-- Exercise details --
Give the number of lines containing the word "освіти", and nothing else.
+ + + + +
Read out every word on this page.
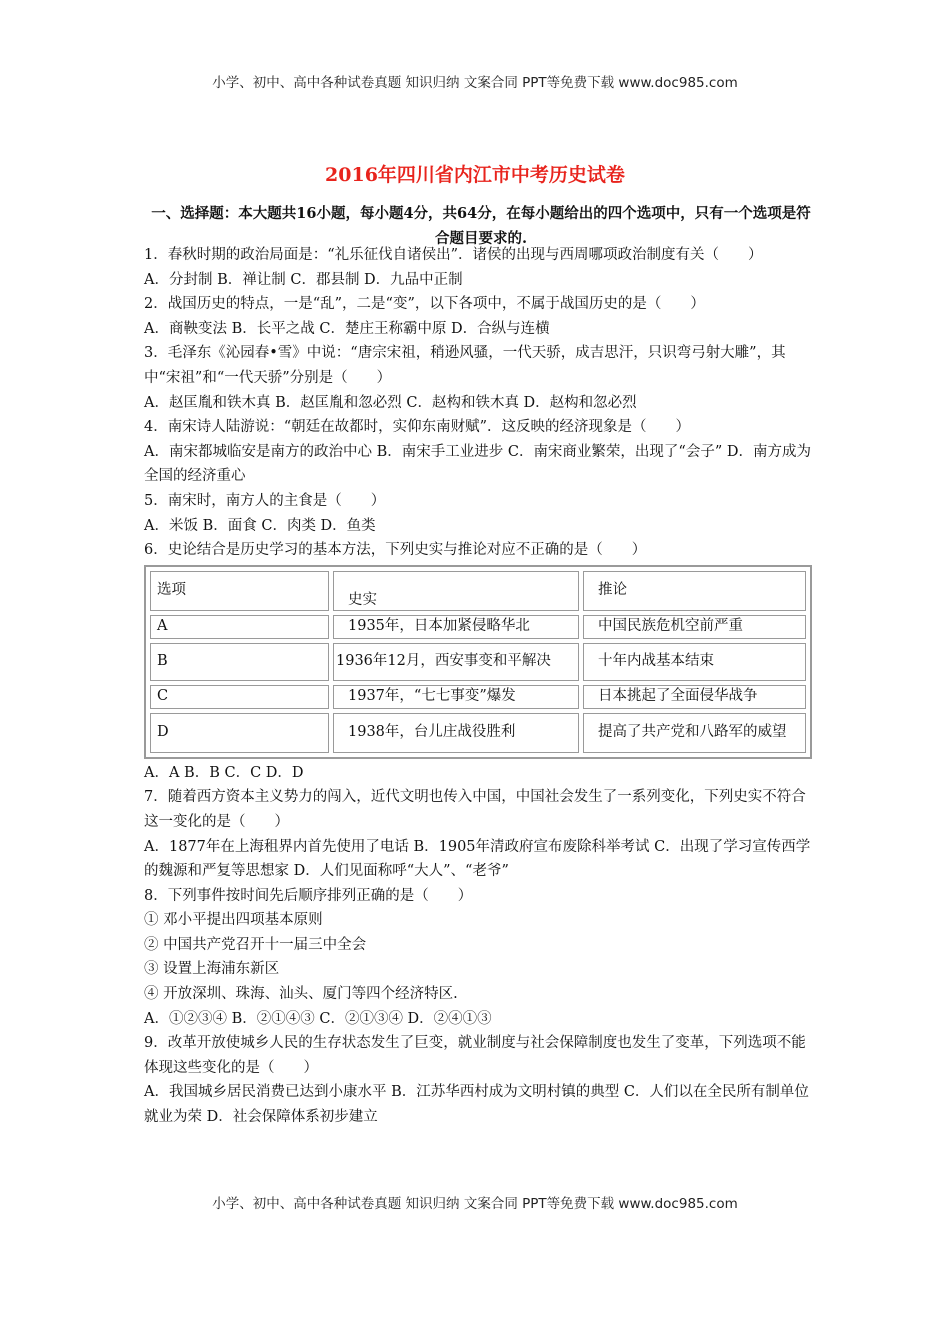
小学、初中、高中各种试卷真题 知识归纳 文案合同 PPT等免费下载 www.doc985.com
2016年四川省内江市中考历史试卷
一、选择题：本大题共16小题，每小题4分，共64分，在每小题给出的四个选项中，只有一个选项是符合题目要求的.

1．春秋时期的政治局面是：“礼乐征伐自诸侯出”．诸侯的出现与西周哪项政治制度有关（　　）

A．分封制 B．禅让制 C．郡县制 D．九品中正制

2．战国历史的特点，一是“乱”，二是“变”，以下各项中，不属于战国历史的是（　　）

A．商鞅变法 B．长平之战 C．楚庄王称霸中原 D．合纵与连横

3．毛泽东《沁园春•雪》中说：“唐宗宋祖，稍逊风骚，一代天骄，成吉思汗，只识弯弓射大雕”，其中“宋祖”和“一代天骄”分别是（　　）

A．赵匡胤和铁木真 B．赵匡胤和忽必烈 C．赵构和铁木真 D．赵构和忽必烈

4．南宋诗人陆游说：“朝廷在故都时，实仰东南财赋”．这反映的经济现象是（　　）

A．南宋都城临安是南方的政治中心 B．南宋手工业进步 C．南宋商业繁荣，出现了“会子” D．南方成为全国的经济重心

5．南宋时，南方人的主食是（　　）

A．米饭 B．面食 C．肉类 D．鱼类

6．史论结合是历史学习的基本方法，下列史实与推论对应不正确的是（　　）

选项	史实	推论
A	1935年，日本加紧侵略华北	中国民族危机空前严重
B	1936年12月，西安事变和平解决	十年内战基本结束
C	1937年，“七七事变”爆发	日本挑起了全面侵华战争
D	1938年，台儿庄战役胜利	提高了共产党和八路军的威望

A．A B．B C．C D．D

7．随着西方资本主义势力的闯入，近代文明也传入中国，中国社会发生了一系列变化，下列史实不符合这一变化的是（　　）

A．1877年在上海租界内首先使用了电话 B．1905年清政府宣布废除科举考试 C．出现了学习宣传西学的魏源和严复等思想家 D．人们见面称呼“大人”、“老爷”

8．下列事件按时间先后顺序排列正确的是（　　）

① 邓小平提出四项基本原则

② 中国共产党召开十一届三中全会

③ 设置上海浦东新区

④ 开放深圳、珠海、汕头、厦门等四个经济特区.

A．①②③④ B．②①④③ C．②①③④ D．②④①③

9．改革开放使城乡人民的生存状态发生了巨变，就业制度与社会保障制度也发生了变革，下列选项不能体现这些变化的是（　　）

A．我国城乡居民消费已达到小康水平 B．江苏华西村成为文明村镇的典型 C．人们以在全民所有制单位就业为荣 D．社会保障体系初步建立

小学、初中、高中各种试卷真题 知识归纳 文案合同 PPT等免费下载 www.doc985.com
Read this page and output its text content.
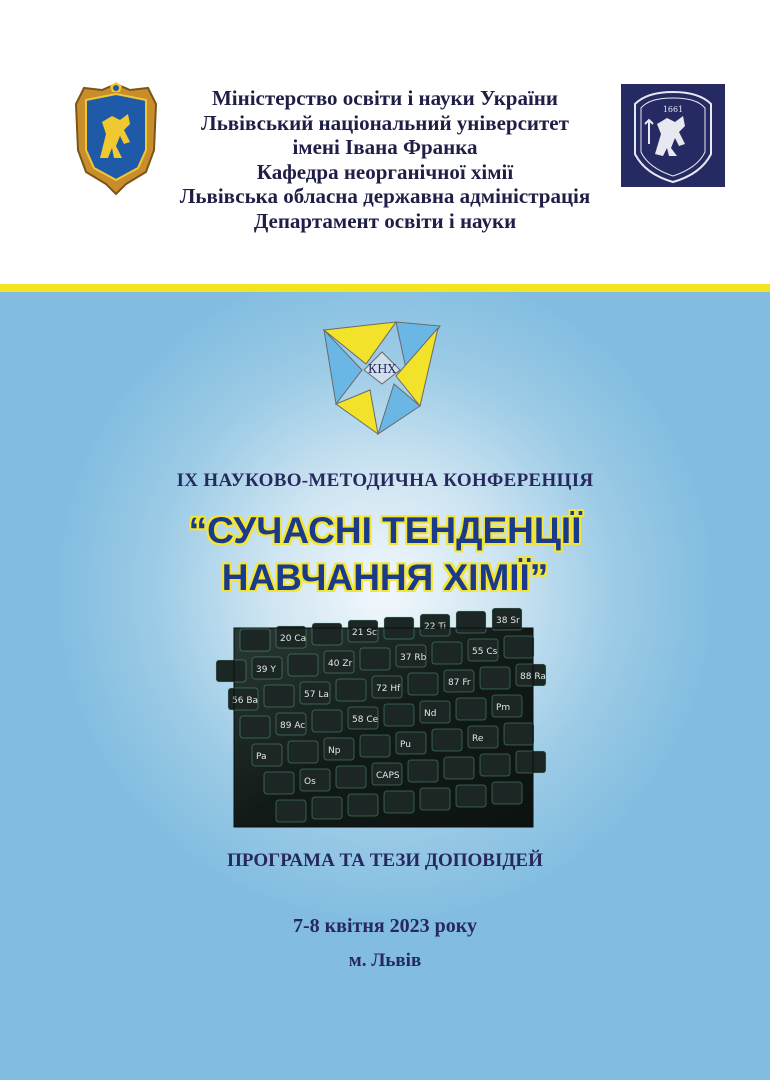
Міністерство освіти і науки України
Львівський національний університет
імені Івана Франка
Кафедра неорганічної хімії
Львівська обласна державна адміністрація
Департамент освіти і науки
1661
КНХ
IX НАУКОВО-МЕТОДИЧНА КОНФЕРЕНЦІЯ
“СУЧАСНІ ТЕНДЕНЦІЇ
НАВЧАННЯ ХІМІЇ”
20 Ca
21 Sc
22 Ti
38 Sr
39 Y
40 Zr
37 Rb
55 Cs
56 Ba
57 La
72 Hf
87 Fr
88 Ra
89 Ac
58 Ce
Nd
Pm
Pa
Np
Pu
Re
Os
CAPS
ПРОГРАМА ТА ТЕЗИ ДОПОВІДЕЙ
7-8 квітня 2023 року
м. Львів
+ + + + +
-- Complete output --
2